Written problem: For the material that follows, list every line containing the word "chevaux".

[Rows from a dataset]
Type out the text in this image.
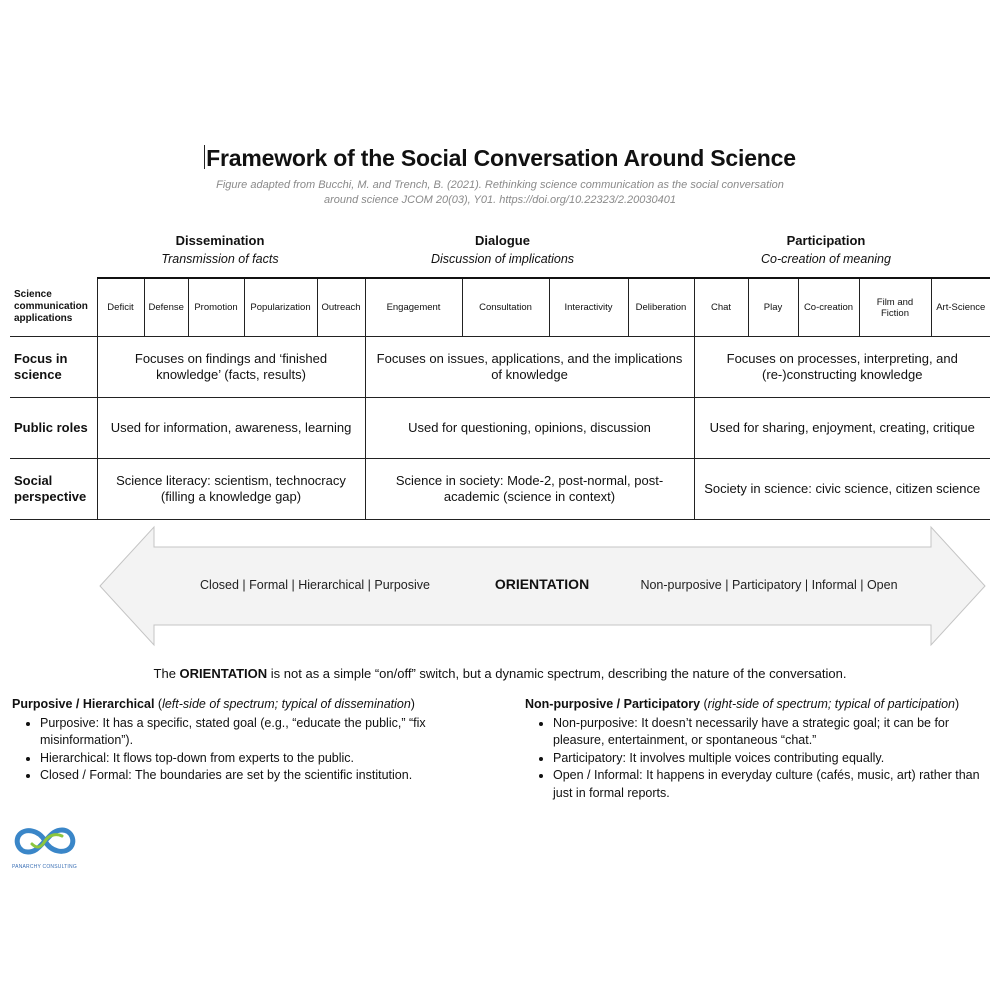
Framework of the Social Conversation Around Science
Figure adapted from Bucchi, M. and Trench, B. (2021). Rethinking science communication as the social conversation
around science JCOM 20(03), Y01. https://doi.org/10.22323/2.20030401
Dissemination
Transmission of facts
Dialogue
Discussion of implications
Participation
Co-creation of meaning
Science communication applications	Deficit	Defense	Promotion	Popularization	Outreach	Engagement	Consultation	Interactivity	Deliberation	Chat	Play	Co-creation	Film and Fiction	Art-Science
Focus in science	Focuses on findings and ‘finished knowledge’ (facts, results)					Focuses on issues, applications, and the implications of knowledge				Focuses on processes, interpreting, and (re-)constructing knowledge				
Public roles	Used for information, awareness, learning					Used for questioning, opinions, discussion				Used for sharing, enjoyment, creating, critique				
Social perspective	Science literacy: scientism, technocracy (filling a knowledge gap)					Science in society: Mode-2, post-normal, post-academic (science in context)				Society in science: civic science, citizen science				
Closed | Formal | Hierarchical | Purposive	ORIENTATION	Non-purposive | Participatory | Informal | Open
The ORIENTATION is not as a simple “on/off” switch, but a dynamic spectrum, describing the nature of the conversation.
Purposive / Hierarchical (left-side of spectrum; typical of dissemination)
• Purposive: It has a specific, stated goal (e.g., “educate the public,” “fix misinformation”).
• Hierarchical: It flows top-down from experts to the public.
• Closed / Formal: The boundaries are set by the scientific institution.
Non-purposive / Participatory (right-side of spectrum; typical of participation)
• Non-purposive: It doesn’t necessarily have a strategic goal; it can be for pleasure, entertainment, or spontaneous “chat.”
• Participatory: It involves multiple voices contributing equally.
• Open / Informal: It happens in everyday culture (cafés, music, art) rather than just in formal reports.
PANARCHY CONSULTING
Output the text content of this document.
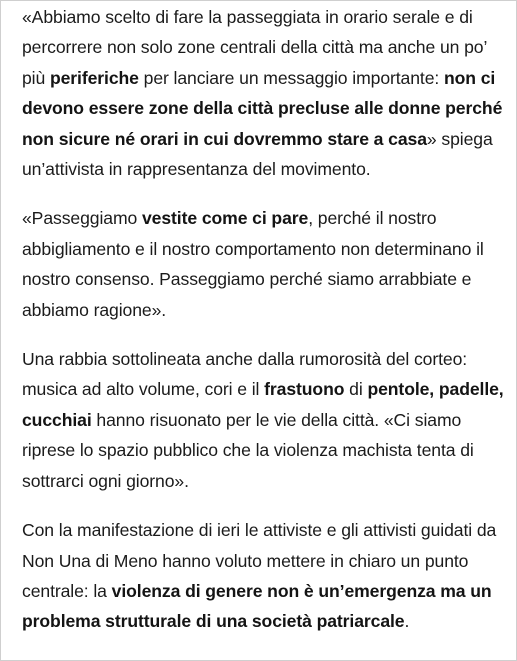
«Abbiamo scelto di fare la passeggiata in orario serale e di percorrere non solo zone centrali della città ma anche un po’ più periferiche per lanciare un messaggio importante: non ci devono essere zone della città precluse alle donne perché non sicure né orari in cui dovremmo stare a casa» spiega un’attivista in rappresentanza del movimento.

«Passeggiamo vestite come ci pare, perché il nostro abbigliamento e il nostro comportamento non determinano il nostro consenso. Passeggiamo perché siamo arrabbiate e abbiamo ragione».

Una rabbia sottolineata anche dalla rumorosità del corteo: musica ad alto volume, cori e il frastuono di pentole, padelle, cucchiai hanno risuonato per le vie della città. «Ci siamo riprese lo spazio pubblico che la violenza machista tenta di sottrarci ogni giorno».

Con la manifestazione di ieri le attiviste e gli attivisti guidati da Non Una di Meno hanno voluto mettere in chiaro un punto centrale: la violenza di genere non è un’emergenza ma un problema strutturale di una società patriarcale.
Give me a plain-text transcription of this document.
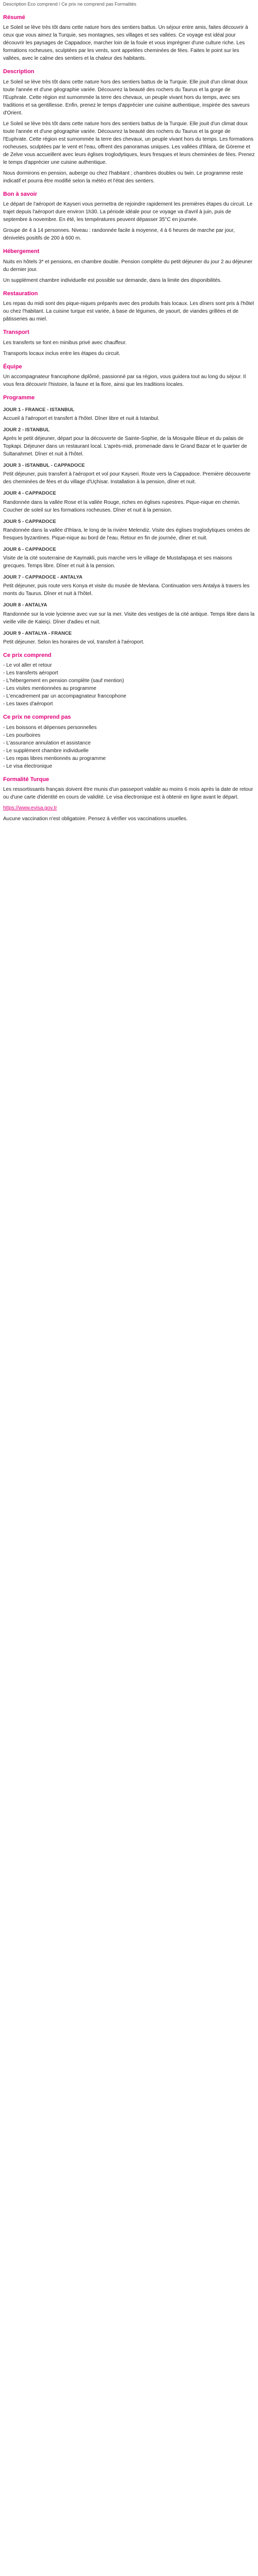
Description Eco comprend / Ce prix ne comprend pas Formalités

Résumé

Le Soleil se lève très tôt dans cette nature hors des sentiers battus. Un séjour entre amis, faites découvrir à ceux que vous aimez la Turquie, ses montagnes, ses villages et ses vallées. Ce voyage est idéal pour découvrir les paysages de Cappadoce, marcher loin de la foule et vous imprégner d'une culture riche. Les formations rocheuses, sculptées par les vents, sont appelées cheminées de fées. Faites le point sur les vallées, avec le calme des sentiers et la chaleur des habitants.

Description

Le Soleil se lève très tôt dans cette nature hors des sentiers battus de la Turquie. Elle jouit d'un climat doux toute l'année et d'une géographie variée. Découvrez la beauté des rochers du Taurus et la gorge de l'Euphrate. Cette région est surnommée la terre des chevaux, un peuple vivant hors du temps, avec ses traditions et sa gentillesse. Enfin, prenez le temps d'apprécier une cuisine authentique, inspirée des saveurs d'Orient.

Le Soleil se lève très tôt dans cette nature hors des sentiers battus de la Turquie. Elle jouit d'un climat doux toute l'année et d'une géographie variée. Découvrez la beauté des rochers du Taurus et la gorge de l'Euphrate. Cette région est surnommée la terre des chevaux, un peuple vivant hors du temps. Les formations rocheuses, sculptées par le vent et l'eau, offrent des panoramas uniques. Les vallées d'Ihlara, de Göreme et de Zelve vous accueillent avec leurs églises troglodytiques, leurs fresques et leurs cheminées de fées. Prenez le temps d'apprécier une cuisine authentique.

Nous dormirons en pension, auberge ou chez l'habitant ; chambres doubles ou twin. Le programme reste indicatif et pourra être modifié selon la météo et l'état des sentiers.

Bon à savoir

Le départ de l'aéroport de Kayseri vous permettra de rejoindre rapidement les premières étapes du circuit. Le trajet depuis l'aéroport dure environ 1h30. La période idéale pour ce voyage va d'avril à juin, puis de septembre à novembre. En été, les températures peuvent dépasser 35°C en journée.

Groupe de 4 à 14 personnes. Niveau : randonnée facile à moyenne, 4 à 6 heures de marche par jour, dénivelés positifs de 200 à 600 m.

Hébergement

Nuits en hôtels 3* et pensions, en chambre double. Pension complète du petit déjeuner du jour 2 au déjeuner du dernier jour.

Un supplément chambre individuelle est possible sur demande, dans la limite des disponibilités.

Restauration

Les repas du midi sont des pique-niques préparés avec des produits frais locaux. Les dîners sont pris à l'hôtel ou chez l'habitant. La cuisine turque est variée, à base de légumes, de yaourt, de viandes grillées et de pâtisseries au miel.

Transport

Les transferts se font en minibus privé avec chauffeur.

Transports locaux inclus entre les étapes du circuit.

Équipe

Un accompagnateur francophone diplômé, passionné par sa région, vous guidera tout au long du séjour. Il vous fera découvrir l'histoire, la faune et la flore, ainsi que les traditions locales.

Programme
JOUR 1 - FRANCE - ISTANBUL

Accueil à l'aéroport et transfert à l'hôtel. Dîner libre et nuit à Istanbul.

JOUR 2 - ISTANBUL

Après le petit déjeuner, départ pour la découverte de Sainte-Sophie, de la Mosquée Bleue et du palais de Topkapi. Déjeuner dans un restaurant local. L'après-midi, promenade dans le Grand Bazar et le quartier de Sultanahmet. Dîner et nuit à l'hôtel.

JOUR 3 - ISTANBUL - CAPPADOCE

Petit déjeuner, puis transfert à l'aéroport et vol pour Kayseri. Route vers la Cappadoce. Première découverte des cheminées de fées et du village d'Uçhisar. Installation à la pension, dîner et nuit.

JOUR 4 - CAPPADOCE

Randonnée dans la vallée Rose et la vallée Rouge, riches en églises rupestres. Pique-nique en chemin. Coucher de soleil sur les formations rocheuses. Dîner et nuit à la pension.

JOUR 5 - CAPPADOCE

Randonnée dans la vallée d'Ihlara, le long de la rivière Melendiz. Visite des églises troglodytiques ornées de fresques byzantines. Pique-nique au bord de l'eau. Retour en fin de journée, dîner et nuit.

JOUR 6 - CAPPADOCE

Visite de la cité souterraine de Kaymakli, puis marche vers le village de Mustafapaşa et ses maisons grecques. Temps libre. Dîner et nuit à la pension.

JOUR 7 - CAPPADOCE - ANTALYA

Petit déjeuner, puis route vers Konya et visite du musée de Mevlana. Continuation vers Antalya à travers les monts du Taurus. Dîner et nuit à l'hôtel.

JOUR 8 - ANTALYA

Randonnée sur la voie lycienne avec vue sur la mer. Visite des vestiges de la cité antique. Temps libre dans la vieille ville de Kaleiçi. Dîner d'adieu et nuit.

JOUR 9 - ANTALYA - FRANCE

Petit déjeuner. Selon les horaires de vol, transfert à l'aéroport.

Ce prix comprend
- Le vol aller et retour
- Les transferts aéroport
- L'hébergement en pension complète (sauf mention)
- Les visites mentionnées au programme
- L'encadrement par un accompagnateur francophone
- Les taxes d'aéroport
Ce prix ne comprend pas
- Les boissons et dépenses personnelles
- Les pourboires
- L'assurance annulation et assistance
- Le supplément chambre individuelle
- Les repas libres mentionnés au programme
- Le visa électronique
Formalité Turque

Les ressortissants français doivent être munis d'un passeport valable au moins 6 mois après la date de retour ou d'une carte d'identité en cours de validité. Le visa électronique est à obtenir en ligne avant le départ.

https://www.evisa.gov.tr

Aucune vaccination n'est obligatoire. Pensez à vérifier vos vaccinations usuelles.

Right answer:
Le Soleil se lève très tôt dans cette nature hors des sentiers battus de la Turquie. Elle jouit d'un climat doux toute l'année et d'une géographie variée. Découvrez la beauté des rochers du Taurus et la gorge de l'Euphrate. Cette région est surnommée la terre des chevaux, un peuple vivant hors du temps, avec ses traditions et sa gentillesse. Enfin, prenez le temps d'apprécier une cuisine authentique, inspirée des saveurs d'Orient.
Le Soleil se lève très tôt dans cette nature hors des sentiers battus de la Turquie. Elle jouit d'un climat doux toute l'année et d'une géographie variée. Découvrez la beauté des rochers du Taurus et la gorge de l'Euphrate. Cette région est surnommée la terre des chevaux, un peuple vivant hors du temps. Les formations rocheuses, sculptées par le vent et l'eau, offrent des panoramas uniques. Les vallées d'Ihlara, de Göreme et de Zelve vous accueillent avec leurs églises troglodytiques, leurs fresques et leurs cheminées de fées. Prenez le temps d'apprécier une cuisine authentique.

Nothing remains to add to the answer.